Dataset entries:
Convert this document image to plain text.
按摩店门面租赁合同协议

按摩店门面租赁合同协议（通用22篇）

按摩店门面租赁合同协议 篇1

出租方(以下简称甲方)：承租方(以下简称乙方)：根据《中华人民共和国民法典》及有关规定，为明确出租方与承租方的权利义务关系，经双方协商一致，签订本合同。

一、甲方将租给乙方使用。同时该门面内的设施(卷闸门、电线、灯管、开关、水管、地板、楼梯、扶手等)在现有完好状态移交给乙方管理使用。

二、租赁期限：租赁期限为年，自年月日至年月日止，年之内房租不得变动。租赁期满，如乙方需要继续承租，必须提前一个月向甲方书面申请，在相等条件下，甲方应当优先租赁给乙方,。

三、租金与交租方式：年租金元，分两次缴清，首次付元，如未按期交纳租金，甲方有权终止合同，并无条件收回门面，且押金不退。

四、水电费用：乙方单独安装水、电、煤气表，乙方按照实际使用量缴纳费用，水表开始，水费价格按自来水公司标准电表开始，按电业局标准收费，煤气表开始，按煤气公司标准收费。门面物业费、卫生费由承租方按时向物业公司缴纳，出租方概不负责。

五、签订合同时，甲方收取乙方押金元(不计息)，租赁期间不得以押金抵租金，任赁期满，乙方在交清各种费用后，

* [What you will do] Reproduce each record shown above without altering a single word.

* [Complete output]
Convert this document image to plain text.
按摩店门面租赁合同协议

按摩店门面租赁合同协议（通用22篇）

按摩店门面租赁合同协议 篇1

出租方(以下简称甲方)：承租方(以下简称乙方)：根据《中华人民共和国民法典》及有关规定，为明确出租方与承租方的权利义务关系，经双方协商一致，签订本合同。

一、甲方将租给乙方使用。同时该门面内的设施(卷闸门、电线、灯管、开关、水管、地板、楼梯、扶手等)在现有完好状态移交给乙方管理使用。

二、租赁期限：租赁期限为年，自年月日至年月日止，年之内房租不得变动。租赁期满，如乙方需要继续承租，必须提前一个月向甲方书面申请，在相等条件下，甲方应当优先租赁给乙方,。

三、租金与交租方式：年租金元，分两次缴清，首次付元，如未按期交纳租金，甲方有权终止合同，并无条件收回门面，且押金不退。

四、水电费用：乙方单独安装水、电、煤气表，乙方按照实际使用量缴纳费用，水表开始，水费价格按自来水公司标准电表开始，按电业局标准收费，煤气表开始，按煤气公司标准收费。门面物业费、卫生费由承租方按时向物业公司缴纳，出租方概不负责。

五、签订合同时，甲方收取乙方押金元(不计息)，租赁期间不得以押金抵租金，任赁期满，乙方在交清各种费用后，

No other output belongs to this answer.